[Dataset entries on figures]
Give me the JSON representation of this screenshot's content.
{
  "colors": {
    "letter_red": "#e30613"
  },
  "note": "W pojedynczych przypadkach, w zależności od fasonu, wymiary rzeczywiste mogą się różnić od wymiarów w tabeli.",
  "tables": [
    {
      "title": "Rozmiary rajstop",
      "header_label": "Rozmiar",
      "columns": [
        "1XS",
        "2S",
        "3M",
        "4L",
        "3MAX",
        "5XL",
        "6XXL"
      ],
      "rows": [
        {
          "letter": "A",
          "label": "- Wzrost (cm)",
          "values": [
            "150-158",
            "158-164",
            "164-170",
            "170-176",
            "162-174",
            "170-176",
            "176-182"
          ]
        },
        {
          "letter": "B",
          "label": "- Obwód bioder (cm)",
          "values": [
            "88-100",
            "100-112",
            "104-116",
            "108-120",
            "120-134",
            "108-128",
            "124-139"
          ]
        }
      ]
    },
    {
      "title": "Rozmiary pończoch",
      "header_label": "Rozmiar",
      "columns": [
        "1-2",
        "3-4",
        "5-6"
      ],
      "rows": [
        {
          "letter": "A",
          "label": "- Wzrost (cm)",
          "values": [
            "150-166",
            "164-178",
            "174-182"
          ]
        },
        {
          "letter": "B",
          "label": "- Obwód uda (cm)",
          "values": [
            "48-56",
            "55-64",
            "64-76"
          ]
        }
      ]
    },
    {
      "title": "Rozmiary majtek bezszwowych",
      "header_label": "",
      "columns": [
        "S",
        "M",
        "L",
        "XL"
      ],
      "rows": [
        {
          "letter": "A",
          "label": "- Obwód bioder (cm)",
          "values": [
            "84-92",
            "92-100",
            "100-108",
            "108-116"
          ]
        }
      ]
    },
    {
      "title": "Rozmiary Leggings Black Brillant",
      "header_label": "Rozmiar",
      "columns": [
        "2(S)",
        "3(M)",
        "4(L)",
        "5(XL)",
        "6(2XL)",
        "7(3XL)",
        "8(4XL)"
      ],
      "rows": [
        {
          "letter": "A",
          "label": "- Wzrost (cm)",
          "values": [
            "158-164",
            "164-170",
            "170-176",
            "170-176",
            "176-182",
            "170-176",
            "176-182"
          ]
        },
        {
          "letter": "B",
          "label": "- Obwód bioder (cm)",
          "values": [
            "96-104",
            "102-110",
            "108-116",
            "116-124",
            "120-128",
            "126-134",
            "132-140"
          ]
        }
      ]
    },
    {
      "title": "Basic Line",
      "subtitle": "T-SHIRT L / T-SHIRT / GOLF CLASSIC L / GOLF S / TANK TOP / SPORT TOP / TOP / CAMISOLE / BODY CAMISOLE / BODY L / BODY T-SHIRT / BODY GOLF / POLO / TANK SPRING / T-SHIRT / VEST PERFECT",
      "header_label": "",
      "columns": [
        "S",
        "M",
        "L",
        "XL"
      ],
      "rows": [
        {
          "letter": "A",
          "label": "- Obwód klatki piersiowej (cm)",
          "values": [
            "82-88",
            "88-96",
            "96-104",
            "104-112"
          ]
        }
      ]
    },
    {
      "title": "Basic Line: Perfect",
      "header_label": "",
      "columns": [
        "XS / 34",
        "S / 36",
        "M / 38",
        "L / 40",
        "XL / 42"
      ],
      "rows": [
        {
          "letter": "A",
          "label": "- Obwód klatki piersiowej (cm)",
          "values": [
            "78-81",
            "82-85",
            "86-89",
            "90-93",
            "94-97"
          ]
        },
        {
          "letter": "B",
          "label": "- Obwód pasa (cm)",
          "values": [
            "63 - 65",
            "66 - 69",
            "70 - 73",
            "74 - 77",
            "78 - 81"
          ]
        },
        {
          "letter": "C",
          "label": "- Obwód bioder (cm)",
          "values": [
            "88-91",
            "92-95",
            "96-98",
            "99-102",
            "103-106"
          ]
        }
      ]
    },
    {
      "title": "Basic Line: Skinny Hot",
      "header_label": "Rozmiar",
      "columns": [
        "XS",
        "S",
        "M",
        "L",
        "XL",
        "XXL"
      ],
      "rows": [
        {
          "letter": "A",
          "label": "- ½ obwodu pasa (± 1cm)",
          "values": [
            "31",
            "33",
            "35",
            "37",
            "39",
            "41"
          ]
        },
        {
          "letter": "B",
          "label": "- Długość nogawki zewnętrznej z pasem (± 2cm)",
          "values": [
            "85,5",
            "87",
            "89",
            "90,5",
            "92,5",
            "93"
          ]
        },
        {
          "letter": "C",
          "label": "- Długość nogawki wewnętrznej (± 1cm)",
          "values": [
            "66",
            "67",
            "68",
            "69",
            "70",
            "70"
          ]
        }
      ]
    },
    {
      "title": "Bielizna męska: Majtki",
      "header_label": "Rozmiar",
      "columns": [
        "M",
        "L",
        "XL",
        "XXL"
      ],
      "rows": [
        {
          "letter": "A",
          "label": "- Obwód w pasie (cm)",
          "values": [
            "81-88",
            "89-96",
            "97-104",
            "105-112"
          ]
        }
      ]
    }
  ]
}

Aim
Provide the number of lines in the data above that contain the string "nogawki", and nothing else.

Right answer
2